__Set task__: Transcribe the records that follow in their entirety, omitting any pictures.

__Data provided__:
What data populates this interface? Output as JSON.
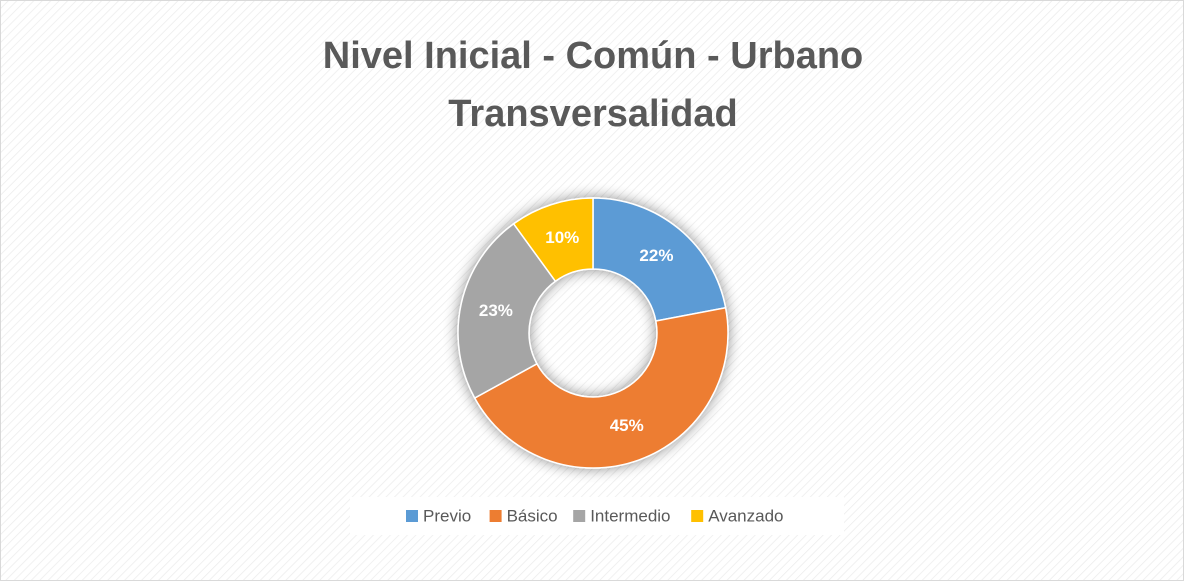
{
  "chart_data": {
    "type": "donut",
    "title": [
      "Nivel Inicial - Común - Urbano",
      "Transversalidad"
    ],
    "categories": [
      "Previo",
      "Básico",
      "Intermedio",
      "Avanzado"
    ],
    "values": [
      22,
      45,
      23,
      10
    ],
    "value_labels": [
      "22%",
      "45%",
      "23%",
      "10%"
    ],
    "colors": [
      "#5b9bd5",
      "#ed7d31",
      "#a5a5a5",
      "#ffc000"
    ],
    "legend": "bottom"
  }
}
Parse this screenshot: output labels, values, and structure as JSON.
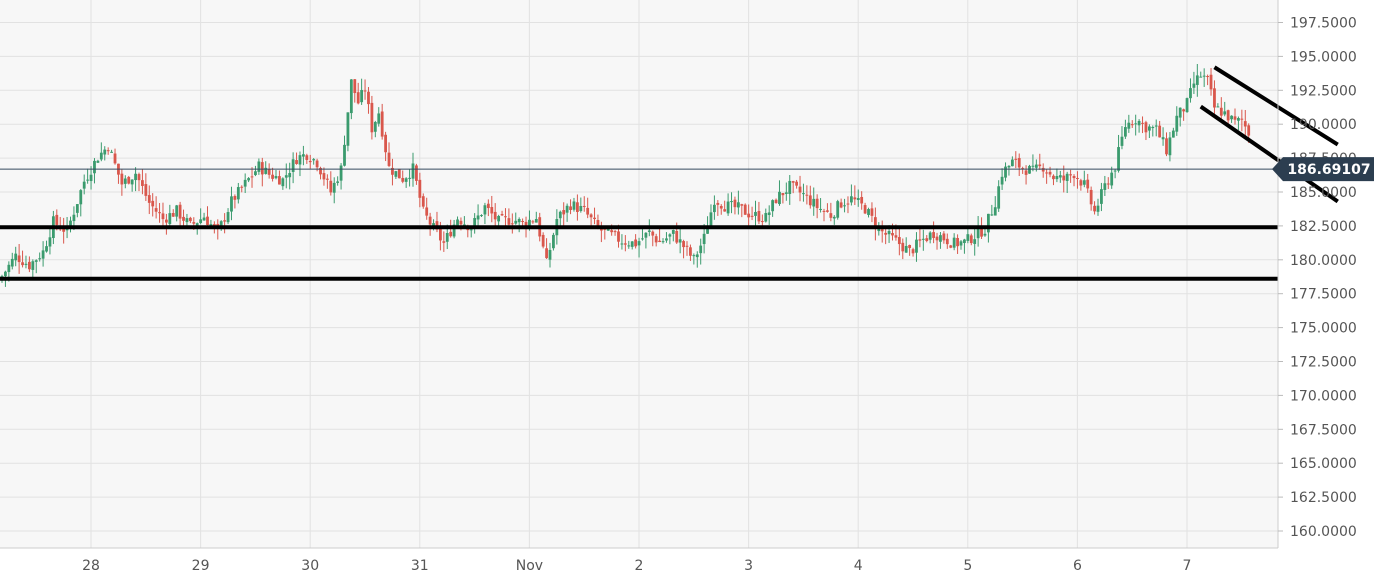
{
  "colors": {
    "plot_bg": "#f7f7f7",
    "grid": "#e2e2e2",
    "up": "#3b9b6e",
    "down": "#d9574c",
    "price_line": "#34495e",
    "price_tag_bg": "#2c3e50",
    "axis_text": "#555555",
    "level_line": "#000000"
  },
  "chart_data": {
    "type": "candlestick",
    "title": "",
    "xlabel": "",
    "ylabel": "",
    "ylim": [
      158.75,
      199.0
    ],
    "x_ticks": [
      "28",
      "29",
      "30",
      "31",
      "Nov",
      "2",
      "3",
      "4",
      "5",
      "6",
      "7"
    ],
    "y_ticks": [
      "197.5000",
      "195.0000",
      "192.5000",
      "190.0000",
      "187.5000",
      "185.0000",
      "182.5000",
      "180.0000",
      "177.5000",
      "175.0000",
      "172.5000",
      "170.0000",
      "167.5000",
      "165.0000",
      "162.5000",
      "160.0000"
    ],
    "current_price": "186.69107",
    "close_path": [
      [
        0,
        178.8
      ],
      [
        4,
        180.3
      ],
      [
        8,
        179.6
      ],
      [
        12,
        180.6
      ],
      [
        15,
        182.8
      ],
      [
        19,
        182.1
      ],
      [
        24,
        185.8
      ],
      [
        28,
        187.6
      ],
      [
        31,
        188.4
      ],
      [
        35,
        185.6
      ],
      [
        39,
        186.4
      ],
      [
        43,
        184.2
      ],
      [
        47,
        183.0
      ],
      [
        51,
        183.6
      ],
      [
        55,
        182.5
      ],
      [
        59,
        183.2
      ],
      [
        63,
        182.0
      ],
      [
        67,
        184.3
      ],
      [
        71,
        185.6
      ],
      [
        75,
        186.9
      ],
      [
        78,
        186.3
      ],
      [
        82,
        185.9
      ],
      [
        86,
        187.5
      ],
      [
        89,
        187.8
      ],
      [
        92,
        187.2
      ],
      [
        94,
        186.1
      ],
      [
        96,
        185.0
      ],
      [
        99,
        186.7
      ],
      [
        102,
        193.1
      ],
      [
        104,
        191.6
      ],
      [
        106,
        192.6
      ],
      [
        108,
        189.7
      ],
      [
        110,
        190.9
      ],
      [
        113,
        186.8
      ],
      [
        117,
        186.0
      ],
      [
        120,
        186.7
      ],
      [
        123,
        183.5
      ],
      [
        126,
        182.3
      ],
      [
        129,
        181.2
      ],
      [
        133,
        183.1
      ],
      [
        137,
        182.4
      ],
      [
        141,
        183.9
      ],
      [
        145,
        182.8
      ],
      [
        149,
        183.0
      ],
      [
        152,
        182.7
      ],
      [
        156,
        183.1
      ],
      [
        159,
        179.7
      ],
      [
        162,
        183.0
      ],
      [
        166,
        184.1
      ],
      [
        170,
        183.6
      ],
      [
        174,
        182.3
      ],
      [
        177,
        181.9
      ],
      [
        181,
        181.4
      ],
      [
        185,
        181.2
      ],
      [
        189,
        182.0
      ],
      [
        192,
        181.3
      ],
      [
        196,
        181.9
      ],
      [
        199,
        181.0
      ],
      [
        202,
        180.0
      ],
      [
        205,
        181.6
      ],
      [
        208,
        184.5
      ],
      [
        211,
        184.0
      ],
      [
        215,
        183.8
      ],
      [
        219,
        183.3
      ],
      [
        223,
        183.1
      ],
      [
        226,
        184.5
      ],
      [
        230,
        185.4
      ],
      [
        234,
        184.8
      ],
      [
        238,
        183.9
      ],
      [
        242,
        183.3
      ],
      [
        245,
        184.2
      ],
      [
        248,
        184.5
      ],
      [
        252,
        183.8
      ],
      [
        256,
        182.2
      ],
      [
        259,
        181.7
      ],
      [
        262,
        181.2
      ],
      [
        265,
        180.6
      ],
      [
        269,
        181.5
      ],
      [
        272,
        182.0
      ],
      [
        275,
        181.6
      ],
      [
        278,
        181.2
      ],
      [
        281,
        181.3
      ],
      [
        284,
        181.8
      ],
      [
        287,
        182.3
      ],
      [
        290,
        184.3
      ],
      [
        292,
        186.4
      ],
      [
        295,
        187.2
      ],
      [
        298,
        186.8
      ],
      [
        301,
        186.5
      ],
      [
        304,
        186.9
      ],
      [
        307,
        186.1
      ],
      [
        310,
        185.9
      ],
      [
        313,
        186.4
      ],
      [
        316,
        185.5
      ],
      [
        319,
        183.5
      ],
      [
        322,
        185.4
      ],
      [
        325,
        186.9
      ],
      [
        328,
        189.9
      ],
      [
        331,
        190.4
      ],
      [
        334,
        189.8
      ],
      [
        337,
        189.6
      ],
      [
        340,
        188.1
      ],
      [
        343,
        190.5
      ],
      [
        346,
        191.5
      ],
      [
        348,
        193.0
      ],
      [
        350,
        193.6
      ],
      [
        352,
        193.2
      ],
      [
        354,
        191.2
      ],
      [
        357,
        190.8
      ],
      [
        360,
        190.1
      ],
      [
        362,
        190.3
      ],
      [
        364,
        189.4
      ],
      [
        367,
        189.8
      ],
      [
        369,
        191.3
      ],
      [
        371,
        191.7
      ],
      [
        373,
        190.2
      ],
      [
        375,
        189.1
      ],
      [
        378,
        189.5
      ],
      [
        380,
        189.0
      ],
      [
        382,
        187.6
      ],
      [
        384,
        186.6
      ],
      [
        386,
        186.2
      ],
      [
        388,
        186.5
      ],
      [
        390,
        186.69
      ]
    ],
    "level_lines": [
      182.4,
      178.6
    ],
    "channel_lines": [
      [
        [
          354,
          194.2
        ],
        [
          390,
          188.5
        ]
      ],
      [
        [
          350,
          191.3
        ],
        [
          390,
          184.3
        ]
      ]
    ]
  }
}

__Written response__:
What data populates this interface? Output as JSON.
{
  "chart_data": {
    "type": "donut",
    "title": [
      "Nivel Inicial - Común - Urbano",
      "Transversalidad"
    ],
    "categories": [
      "Previo",
      "Básico",
      "Intermedio",
      "Avanzado"
    ],
    "values": [
      22,
      45,
      23,
      10
    ],
    "value_labels": [
      "22%",
      "45%",
      "23%",
      "10%"
    ],
    "colors": [
      "#5b9bd5",
      "#ed7d31",
      "#a5a5a5",
      "#ffc000"
    ],
    "legend": "bottom"
  }
}
Parse this screenshot: output labels, values, and structure as JSON.
{
  "colors": {
    "plot_bg": "#f7f7f7",
    "grid": "#e2e2e2",
    "up": "#3b9b6e",
    "down": "#d9574c",
    "price_line": "#34495e",
    "price_tag_bg": "#2c3e50",
    "axis_text": "#555555",
    "level_line": "#000000"
  },
  "chart_data": {
    "type": "candlestick",
    "title": "",
    "xlabel": "",
    "ylabel": "",
    "ylim": [
      158.75,
      199.0
    ],
    "x_ticks": [
      "28",
      "29",
      "30",
      "31",
      "Nov",
      "2",
      "3",
      "4",
      "5",
      "6",
      "7"
    ],
    "y_ticks": [
      "197.5000",
      "195.0000",
      "192.5000",
      "190.0000",
      "187.5000",
      "185.0000",
      "182.5000",
      "180.0000",
      "177.5000",
      "175.0000",
      "172.5000",
      "170.0000",
      "167.5000",
      "165.0000",
      "162.5000",
      "160.0000"
    ],
    "current_price": "186.69107",
    "close_path": [
      [
        0,
        178.8
      ],
      [
        4,
        180.3
      ],
      [
        8,
        179.6
      ],
      [
        12,
        180.6
      ],
      [
        15,
        182.8
      ],
      [
        19,
        182.1
      ],
      [
        24,
        185.8
      ],
      [
        28,
        187.6
      ],
      [
        31,
        188.4
      ],
      [
        35,
        185.6
      ],
      [
        39,
        186.4
      ],
      [
        43,
        184.2
      ],
      [
        47,
        183.0
      ],
      [
        51,
        183.6
      ],
      [
        55,
        182.5
      ],
      [
        59,
        183.2
      ],
      [
        63,
        182.0
      ],
      [
        67,
        184.3
      ],
      [
        71,
        185.6
      ],
      [
        75,
        186.9
      ],
      [
        78,
        186.3
      ],
      [
        82,
        185.9
      ],
      [
        86,
        187.5
      ],
      [
        89,
        187.8
      ],
      [
        92,
        187.2
      ],
      [
        94,
        186.1
      ],
      [
        96,
        185.0
      ],
      [
        99,
        186.7
      ],
      [
        102,
        193.1
      ],
      [
        104,
        191.6
      ],
      [
        106,
        192.6
      ],
      [
        108,
        189.7
      ],
      [
        110,
        190.9
      ],
      [
        113,
        186.8
      ],
      [
        117,
        186.0
      ],
      [
        120,
        186.7
      ],
      [
        123,
        183.5
      ],
      [
        126,
        182.3
      ],
      [
        129,
        181.2
      ],
      [
        133,
        183.1
      ],
      [
        137,
        182.4
      ],
      [
        141,
        183.9
      ],
      [
        145,
        182.8
      ],
      [
        149,
        183.0
      ],
      [
        152,
        182.7
      ],
      [
        156,
        183.1
      ],
      [
        159,
        179.7
      ],
      [
        162,
        183.0
      ],
      [
        166,
        184.1
      ],
      [
        170,
        183.6
      ],
      [
        174,
        182.3
      ],
      [
        177,
        181.9
      ],
      [
        181,
        181.4
      ],
      [
        185,
        181.2
      ],
      [
        189,
        182.0
      ],
      [
        192,
        181.3
      ],
      [
        196,
        181.9
      ],
      [
        199,
        181.0
      ],
      [
        202,
        180.0
      ],
      [
        205,
        181.6
      ],
      [
        208,
        184.5
      ],
      [
        211,
        184.0
      ],
      [
        215,
        183.8
      ],
      [
        219,
        183.3
      ],
      [
        223,
        183.1
      ],
      [
        226,
        184.5
      ],
      [
        230,
        185.4
      ],
      [
        234,
        184.8
      ],
      [
        238,
        183.9
      ],
      [
        242,
        183.3
      ],
      [
        245,
        184.2
      ],
      [
        248,
        184.5
      ],
      [
        252,
        183.8
      ],
      [
        256,
        182.2
      ],
      [
        259,
        181.7
      ],
      [
        262,
        181.2
      ],
      [
        265,
        180.6
      ],
      [
        269,
        181.5
      ],
      [
        272,
        182.0
      ],
      [
        275,
        181.6
      ],
      [
        278,
        181.2
      ],
      [
        281,
        181.3
      ],
      [
        284,
        181.8
      ],
      [
        287,
        182.3
      ],
      [
        290,
        184.3
      ],
      [
        292,
        186.4
      ],
      [
        295,
        187.2
      ],
      [
        298,
        186.8
      ],
      [
        301,
        186.5
      ],
      [
        304,
        186.9
      ],
      [
        307,
        186.1
      ],
      [
        310,
        185.9
      ],
      [
        313,
        186.4
      ],
      [
        316,
        185.5
      ],
      [
        319,
        183.5
      ],
      [
        322,
        185.4
      ],
      [
        325,
        186.9
      ],
      [
        328,
        189.9
      ],
      [
        331,
        190.4
      ],
      [
        334,
        189.8
      ],
      [
        337,
        189.6
      ],
      [
        340,
        188.1
      ],
      [
        343,
        190.5
      ],
      [
        346,
        191.5
      ],
      [
        348,
        193.0
      ],
      [
        350,
        193.6
      ],
      [
        352,
        193.2
      ],
      [
        354,
        191.2
      ],
      [
        357,
        190.8
      ],
      [
        360,
        190.1
      ],
      [
        362,
        190.3
      ],
      [
        364,
        189.4
      ],
      [
        367,
        189.8
      ],
      [
        369,
        191.3
      ],
      [
        371,
        191.7
      ],
      [
        373,
        190.2
      ],
      [
        375,
        189.1
      ],
      [
        378,
        189.5
      ],
      [
        380,
        189.0
      ],
      [
        382,
        187.6
      ],
      [
        384,
        186.6
      ],
      [
        386,
        186.2
      ],
      [
        388,
        186.5
      ],
      [
        390,
        186.69
      ]
    ],
    "level_lines": [
      182.4,
      178.6
    ],
    "channel_lines": [
      [
        [
          354,
          194.2
        ],
        [
          390,
          188.5
        ]
      ],
      [
        [
          350,
          191.3
        ],
        [
          390,
          184.3
        ]
      ]
    ]
  }
}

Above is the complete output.